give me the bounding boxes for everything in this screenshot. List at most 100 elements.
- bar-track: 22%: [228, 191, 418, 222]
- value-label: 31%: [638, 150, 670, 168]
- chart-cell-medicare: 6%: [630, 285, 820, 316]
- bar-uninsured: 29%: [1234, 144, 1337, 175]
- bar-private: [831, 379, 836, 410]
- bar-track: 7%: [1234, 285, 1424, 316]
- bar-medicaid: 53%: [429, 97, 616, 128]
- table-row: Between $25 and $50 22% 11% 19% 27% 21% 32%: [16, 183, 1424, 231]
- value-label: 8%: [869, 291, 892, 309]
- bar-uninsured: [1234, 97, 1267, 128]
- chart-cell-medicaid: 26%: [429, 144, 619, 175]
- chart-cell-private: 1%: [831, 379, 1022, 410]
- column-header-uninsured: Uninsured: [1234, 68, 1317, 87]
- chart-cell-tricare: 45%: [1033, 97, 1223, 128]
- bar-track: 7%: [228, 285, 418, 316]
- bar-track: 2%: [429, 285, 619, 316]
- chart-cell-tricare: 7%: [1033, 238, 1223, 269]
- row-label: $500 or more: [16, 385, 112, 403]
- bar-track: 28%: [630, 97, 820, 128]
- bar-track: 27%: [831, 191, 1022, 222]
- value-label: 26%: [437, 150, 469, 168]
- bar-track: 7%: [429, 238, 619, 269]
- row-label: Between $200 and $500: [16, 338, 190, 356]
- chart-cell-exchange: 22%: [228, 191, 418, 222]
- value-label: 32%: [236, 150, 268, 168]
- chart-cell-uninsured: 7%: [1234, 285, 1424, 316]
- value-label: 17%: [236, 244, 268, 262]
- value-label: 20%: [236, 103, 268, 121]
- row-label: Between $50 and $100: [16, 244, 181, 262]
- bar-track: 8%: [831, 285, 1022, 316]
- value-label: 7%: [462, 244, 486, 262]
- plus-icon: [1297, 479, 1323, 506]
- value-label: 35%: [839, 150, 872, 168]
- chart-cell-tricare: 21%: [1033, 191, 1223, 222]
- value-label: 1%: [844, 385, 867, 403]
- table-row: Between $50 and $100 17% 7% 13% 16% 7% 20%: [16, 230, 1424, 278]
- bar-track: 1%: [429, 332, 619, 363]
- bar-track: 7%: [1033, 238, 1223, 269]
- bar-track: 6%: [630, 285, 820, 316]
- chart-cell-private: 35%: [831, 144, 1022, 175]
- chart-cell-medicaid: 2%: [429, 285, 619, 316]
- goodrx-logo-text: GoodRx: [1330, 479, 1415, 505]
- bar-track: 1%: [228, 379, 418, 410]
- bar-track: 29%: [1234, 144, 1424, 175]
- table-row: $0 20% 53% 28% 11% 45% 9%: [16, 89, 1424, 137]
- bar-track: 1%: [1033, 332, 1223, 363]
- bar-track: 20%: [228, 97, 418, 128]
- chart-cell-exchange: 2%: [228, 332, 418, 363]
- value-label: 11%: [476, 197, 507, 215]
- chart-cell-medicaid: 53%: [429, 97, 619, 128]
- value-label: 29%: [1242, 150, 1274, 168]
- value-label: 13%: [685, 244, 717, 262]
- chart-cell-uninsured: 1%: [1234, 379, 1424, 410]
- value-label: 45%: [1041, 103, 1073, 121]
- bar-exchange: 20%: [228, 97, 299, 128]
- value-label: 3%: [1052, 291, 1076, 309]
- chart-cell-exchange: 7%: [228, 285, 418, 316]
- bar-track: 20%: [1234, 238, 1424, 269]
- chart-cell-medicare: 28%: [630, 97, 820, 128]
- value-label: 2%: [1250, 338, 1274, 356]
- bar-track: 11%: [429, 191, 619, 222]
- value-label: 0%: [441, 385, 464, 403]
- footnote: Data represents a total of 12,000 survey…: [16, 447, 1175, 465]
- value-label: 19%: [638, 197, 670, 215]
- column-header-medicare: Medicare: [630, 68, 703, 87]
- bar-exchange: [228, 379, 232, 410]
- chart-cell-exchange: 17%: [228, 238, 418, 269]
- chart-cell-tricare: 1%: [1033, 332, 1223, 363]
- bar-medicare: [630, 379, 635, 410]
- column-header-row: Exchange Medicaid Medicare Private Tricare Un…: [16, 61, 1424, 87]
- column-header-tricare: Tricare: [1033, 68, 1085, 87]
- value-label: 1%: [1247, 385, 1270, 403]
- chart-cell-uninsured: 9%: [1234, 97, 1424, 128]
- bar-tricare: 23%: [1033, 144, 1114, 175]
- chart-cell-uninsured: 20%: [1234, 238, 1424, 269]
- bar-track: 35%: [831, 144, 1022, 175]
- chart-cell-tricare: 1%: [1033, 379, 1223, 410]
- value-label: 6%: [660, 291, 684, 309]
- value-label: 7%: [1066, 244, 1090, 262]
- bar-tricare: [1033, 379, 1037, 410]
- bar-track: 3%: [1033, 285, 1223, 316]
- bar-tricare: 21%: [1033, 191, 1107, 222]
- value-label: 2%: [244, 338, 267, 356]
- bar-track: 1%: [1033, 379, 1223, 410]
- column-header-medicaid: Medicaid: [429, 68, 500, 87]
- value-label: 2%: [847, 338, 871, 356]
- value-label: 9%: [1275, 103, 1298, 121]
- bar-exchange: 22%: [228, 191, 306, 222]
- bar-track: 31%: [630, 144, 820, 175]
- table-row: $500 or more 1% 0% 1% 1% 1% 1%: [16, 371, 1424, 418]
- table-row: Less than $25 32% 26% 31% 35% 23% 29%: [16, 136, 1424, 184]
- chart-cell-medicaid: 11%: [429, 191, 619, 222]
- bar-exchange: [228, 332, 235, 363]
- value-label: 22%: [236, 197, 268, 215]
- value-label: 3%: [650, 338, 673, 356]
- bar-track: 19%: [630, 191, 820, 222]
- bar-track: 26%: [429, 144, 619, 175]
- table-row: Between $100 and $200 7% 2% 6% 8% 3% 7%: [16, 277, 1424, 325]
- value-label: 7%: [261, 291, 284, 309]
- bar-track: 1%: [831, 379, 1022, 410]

________________

* **Task goal**: Express the lines from the beginning of the rows through the one containing "- bar-medicaid: 53%: [429, 97, 616, 128]" as a Markdown table with the columns No. and Line, numbering each line and leaving out blank lines.

* **Right answer**:
| No. | Line |
|---|---|
| 1 | give me the bounding boxes for everything in this screenshot. List at most 100 elements. |
| 2 | - bar-track: 22%: [228, 191, 418, 222] |
| 3 | - value-label: 31%: [638, 150, 670, 168] |
| 4 | - chart-cell-medicare: 6%: [630, 285, 820, 316] |
| 5 | - bar-uninsured: 29%: [1234, 144, 1337, 175] |
| 6 | - bar-private: [831, 379, 836, 410] |
| 7 | - bar-track: 7%: [1234, 285, 1424, 316] |
| 8 | - bar-medicaid: 53%: [429, 97, 616, 128] |